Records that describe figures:
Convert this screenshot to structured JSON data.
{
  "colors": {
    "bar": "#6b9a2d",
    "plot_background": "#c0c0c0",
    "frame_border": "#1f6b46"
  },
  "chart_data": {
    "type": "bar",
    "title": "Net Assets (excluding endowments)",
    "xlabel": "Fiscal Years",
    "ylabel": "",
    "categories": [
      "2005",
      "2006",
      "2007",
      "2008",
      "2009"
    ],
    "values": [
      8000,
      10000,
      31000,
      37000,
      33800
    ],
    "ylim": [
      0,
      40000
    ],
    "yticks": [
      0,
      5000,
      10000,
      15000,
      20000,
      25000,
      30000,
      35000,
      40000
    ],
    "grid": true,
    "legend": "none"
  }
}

> Exercise task:
Give all of the entries again, word for word.

> Right answer:
Convert this screenshot to structured JSON data.
{
  "colors": {
    "bar": "#6b9a2d",
    "plot_background": "#c0c0c0",
    "frame_border": "#1f6b46"
  },
  "chart_data": {
    "type": "bar",
    "title": "Net Assets (excluding endowments)",
    "xlabel": "Fiscal Years",
    "ylabel": "",
    "categories": [
      "2005",
      "2006",
      "2007",
      "2008",
      "2009"
    ],
    "values": [
      8000,
      10000,
      31000,
      37000,
      33800
    ],
    "ylim": [
      0,
      40000
    ],
    "yticks": [
      0,
      5000,
      10000,
      15000,
      20000,
      25000,
      30000,
      35000,
      40000
    ],
    "grid": true,
    "legend": "none"
  }
}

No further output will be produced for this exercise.